What an exercise in non-critical thinking and the wholesale acceptance of right wing talking points without relation to facts. Inside the specious bubble that encapsulates the Beltway and the media elites who reside within it, they've experienced a much different reality than you and I have. According to them, after a relatively "non-controversial" and "bipartisan" decision in Afghanistan, President Obama has aggressively pushed a liberal agenda, alienating the Republican minority and the American people, who have responded to this unapologetic move to the left by distrusting government, hence the overwhelming turnout for the tea parties.

MATTHEWS: ‘Kay, this is the key question. Helene, you’re at the White House too. Last question here: how can you be a man of …or a leader of the progressive movement, really do things that enlarge the role of government in the health care field, for example. And in financial regulations. And still make the country in this kumbaya-we-all-get-along mood? If you change, it bothers people.

COOPER: I think that is so much at the center of why President Obama is having so many problems right now. There’s this fundamental belief that he can change—that the power of his personality and the power of his oratory can change people and that just doesn’t happen. There’s this over-reliance, I think, at the White House if the President gives a very big speech, if he comes out there , that he can persuade people and he can do it and at the same time you don’t have anything changing at the bottom of the way Washington works.

As if. What color do you suppose the sky is in their world?

There are no facts that penetrate their dense skulls. They ignore that Obama was elected with a huge mandate for change, not just for the sake of change, but to do things differently than the train wreck that was the two terms of Bush/Cheney. People aren't afraid of that kind of change, Tweety, we're calling out for it. We are not a center-right country, you addle-pated bubblehead. If we were, why did we elect Obama over the center-right candidate? And please, spare me with the "liberal agenda" crap. Obama has ceded anything and everything that might have made health care reform liberal. There's no big government planned. In fact, that false meme is courtesy of the party who has time and time again been responsible for the expansion of government while blaming it on the opposition.

But all along the way, Obama has been faced with nothing but reactionary obstructionism from the Republicans, which apparently doesn't even rate a mention for the very concerned panel. But the tea-baggers, a scattered-brain group wholly without focus for their anger except for a few notions of "isms" being bad and keeping government out of their entitlement programs, masking their abject racism, they're taking over the country! Again, those pesky facts are ignored, like them being a tiny little segment of the population acting as useful tools for corporate interests . Since the Republicans in DC cravenly pander to them, that inflates their importance and influence for the bobbleheads.

Facts...whodathunk something like that would be in the rarest supply from "journalists" in DC? How far we've fallen from the days of Watergate and Woodward & Bernstein.

Transcripts below the fold:

MATTHEWS: Let’s find a template for success. Helene, he put together his Afghanistan policy; he really did listen to every side. And then he seemed to, in a very deliberative way, come to a compromise position, which avoided all the squabbling and back-biting. Why can’t he do that with domestic?

COOPER: I don’t know. I mean, he’s done quite…he’s done relatively well, I think, on the foreign policy, and in particularly now with these arrests of Taliban leaders in Pakistan. You had another two who were arrested last week. On other foreign policy items as well, he’s managed to be able…he’s managed to strike some sort of compromise. Some times, not necessarily to his benefit. When you look at what happened in Copenhagen with the climate change agreement, where he accepted a much more watered down agreement and came out afterwards and said, “Look, I wish we had international government, but the reality is these countries won’t do it. We have to take what we can get.” That was the essence of compromise that’s not something you see him do on the domestic front as much at all and I think that’s sort of the contradiction.

§ **Records supplied**
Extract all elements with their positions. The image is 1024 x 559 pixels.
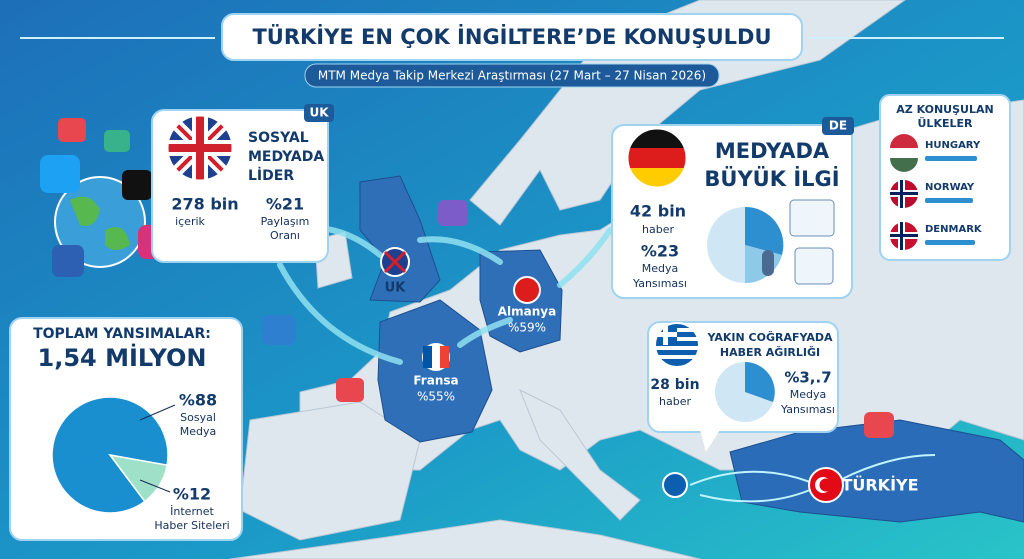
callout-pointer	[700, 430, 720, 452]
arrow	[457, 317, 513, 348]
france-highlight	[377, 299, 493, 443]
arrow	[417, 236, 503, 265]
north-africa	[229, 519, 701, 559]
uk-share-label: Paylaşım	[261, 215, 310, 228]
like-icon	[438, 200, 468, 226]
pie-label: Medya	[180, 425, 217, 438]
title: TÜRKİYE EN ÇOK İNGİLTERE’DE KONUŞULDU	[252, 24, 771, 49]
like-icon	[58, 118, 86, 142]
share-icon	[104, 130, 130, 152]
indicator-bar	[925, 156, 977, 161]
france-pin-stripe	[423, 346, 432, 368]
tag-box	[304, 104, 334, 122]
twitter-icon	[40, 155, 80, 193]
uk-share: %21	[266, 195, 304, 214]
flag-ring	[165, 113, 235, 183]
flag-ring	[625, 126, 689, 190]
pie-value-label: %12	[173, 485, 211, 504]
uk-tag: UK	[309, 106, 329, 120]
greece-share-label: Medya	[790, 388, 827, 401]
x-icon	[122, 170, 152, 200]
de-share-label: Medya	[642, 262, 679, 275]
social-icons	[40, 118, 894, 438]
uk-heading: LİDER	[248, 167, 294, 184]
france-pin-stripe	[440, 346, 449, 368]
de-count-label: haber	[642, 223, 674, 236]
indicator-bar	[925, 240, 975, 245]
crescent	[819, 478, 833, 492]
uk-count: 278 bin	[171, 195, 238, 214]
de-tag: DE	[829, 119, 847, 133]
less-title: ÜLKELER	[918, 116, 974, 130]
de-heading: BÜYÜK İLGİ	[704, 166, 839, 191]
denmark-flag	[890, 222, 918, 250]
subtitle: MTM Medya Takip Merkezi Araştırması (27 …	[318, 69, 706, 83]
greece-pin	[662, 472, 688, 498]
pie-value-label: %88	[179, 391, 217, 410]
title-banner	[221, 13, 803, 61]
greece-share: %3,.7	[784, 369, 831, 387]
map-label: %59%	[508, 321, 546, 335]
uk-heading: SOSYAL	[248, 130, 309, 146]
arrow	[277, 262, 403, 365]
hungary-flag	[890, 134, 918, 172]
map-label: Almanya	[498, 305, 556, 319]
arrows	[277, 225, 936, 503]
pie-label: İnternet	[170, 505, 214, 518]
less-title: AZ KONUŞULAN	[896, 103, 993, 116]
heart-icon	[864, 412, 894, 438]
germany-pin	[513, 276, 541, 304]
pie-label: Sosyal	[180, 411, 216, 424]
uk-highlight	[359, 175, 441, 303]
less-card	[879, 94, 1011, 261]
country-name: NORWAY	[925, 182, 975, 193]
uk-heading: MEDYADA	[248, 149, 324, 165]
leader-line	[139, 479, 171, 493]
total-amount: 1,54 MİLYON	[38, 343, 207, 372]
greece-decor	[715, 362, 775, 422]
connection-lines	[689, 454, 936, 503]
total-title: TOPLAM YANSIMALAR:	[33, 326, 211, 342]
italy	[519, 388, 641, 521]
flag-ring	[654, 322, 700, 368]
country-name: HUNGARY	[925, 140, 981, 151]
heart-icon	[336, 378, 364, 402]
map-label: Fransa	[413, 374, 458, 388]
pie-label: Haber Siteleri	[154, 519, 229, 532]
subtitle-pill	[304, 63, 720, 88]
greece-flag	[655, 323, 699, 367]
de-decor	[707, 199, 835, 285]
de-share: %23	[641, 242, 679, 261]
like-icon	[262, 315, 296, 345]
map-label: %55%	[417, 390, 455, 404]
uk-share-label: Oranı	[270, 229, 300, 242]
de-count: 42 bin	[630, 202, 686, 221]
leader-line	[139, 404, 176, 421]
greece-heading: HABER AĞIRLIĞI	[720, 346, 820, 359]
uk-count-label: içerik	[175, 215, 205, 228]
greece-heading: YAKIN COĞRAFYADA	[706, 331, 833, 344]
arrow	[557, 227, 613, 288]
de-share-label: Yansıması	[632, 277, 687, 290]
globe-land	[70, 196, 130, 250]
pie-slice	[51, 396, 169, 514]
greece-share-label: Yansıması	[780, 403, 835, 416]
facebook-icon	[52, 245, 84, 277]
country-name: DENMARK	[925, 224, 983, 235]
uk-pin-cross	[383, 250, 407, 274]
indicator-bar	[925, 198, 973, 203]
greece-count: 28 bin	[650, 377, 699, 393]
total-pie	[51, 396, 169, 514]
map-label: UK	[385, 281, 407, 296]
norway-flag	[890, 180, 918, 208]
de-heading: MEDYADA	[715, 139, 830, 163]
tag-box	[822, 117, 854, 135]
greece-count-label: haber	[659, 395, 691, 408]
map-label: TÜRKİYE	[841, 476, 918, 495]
--
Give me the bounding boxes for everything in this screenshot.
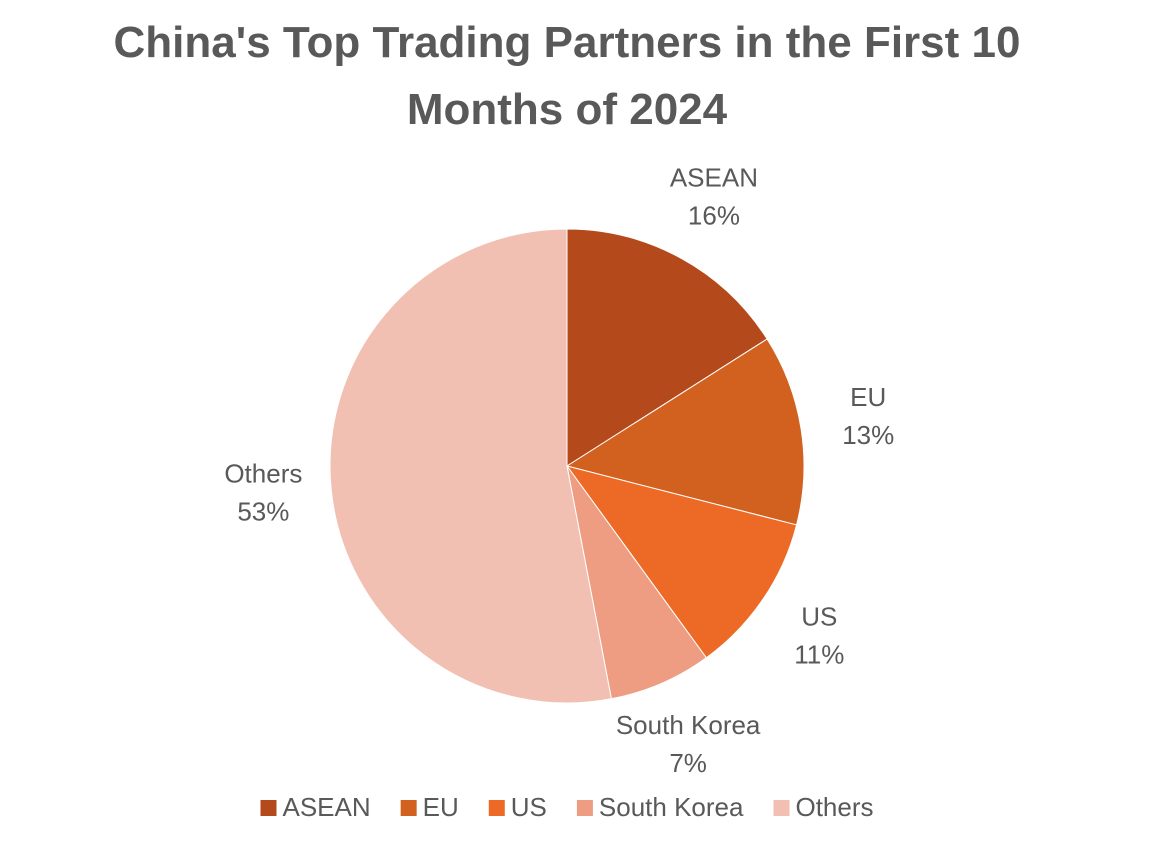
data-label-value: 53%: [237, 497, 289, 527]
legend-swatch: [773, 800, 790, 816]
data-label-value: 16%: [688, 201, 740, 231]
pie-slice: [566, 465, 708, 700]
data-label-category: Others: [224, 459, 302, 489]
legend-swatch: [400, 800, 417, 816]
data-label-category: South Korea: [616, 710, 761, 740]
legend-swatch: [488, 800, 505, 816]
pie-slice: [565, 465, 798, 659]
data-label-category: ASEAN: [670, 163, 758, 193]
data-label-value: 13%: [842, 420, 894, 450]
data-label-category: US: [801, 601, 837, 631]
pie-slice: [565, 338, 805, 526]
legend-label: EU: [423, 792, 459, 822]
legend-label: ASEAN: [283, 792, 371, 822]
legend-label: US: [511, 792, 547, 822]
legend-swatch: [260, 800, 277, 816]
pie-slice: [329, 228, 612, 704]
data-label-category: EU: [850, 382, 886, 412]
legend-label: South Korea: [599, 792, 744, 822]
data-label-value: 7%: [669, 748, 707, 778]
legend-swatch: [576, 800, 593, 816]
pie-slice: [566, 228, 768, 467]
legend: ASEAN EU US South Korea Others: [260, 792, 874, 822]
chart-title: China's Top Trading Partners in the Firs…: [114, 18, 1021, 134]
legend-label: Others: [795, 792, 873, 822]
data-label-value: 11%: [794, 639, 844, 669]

§ **Exercises**
1. Answer from the post:
(a) According to Cooper, how many more Taliban leaders were arrested last week?
(b) Which two reporters does the post name when recalling the days of Watergate?
(c) Where, according to Cooper, did Obama accept a watered-down climate change agreement?
2. Transcribe the part of the post starting with "COOPER: I think" and going on through "in their world?", word for word.
The records can be set aside; nothing here depends on them.

§ **Answers to each task**
1.
(a) Two.
(b) Woodward and Bernstein.
(c) Copenhagen.

2.
COOPER: I think that is so much at the center of why President Obama is having so many problems right now. There’s this fundamental belief that he can change—that the power of his personality and the power of his oratory can change people and that just doesn’t happen. There’s this over-reliance, I think, at the White House if the President gives a very big speech, if he comes out there , that he can persuade people and he can do it and at the same time you don’t have anything changing at the bottom of the way Washington works.

As if. What color do you suppose the sky is in their world?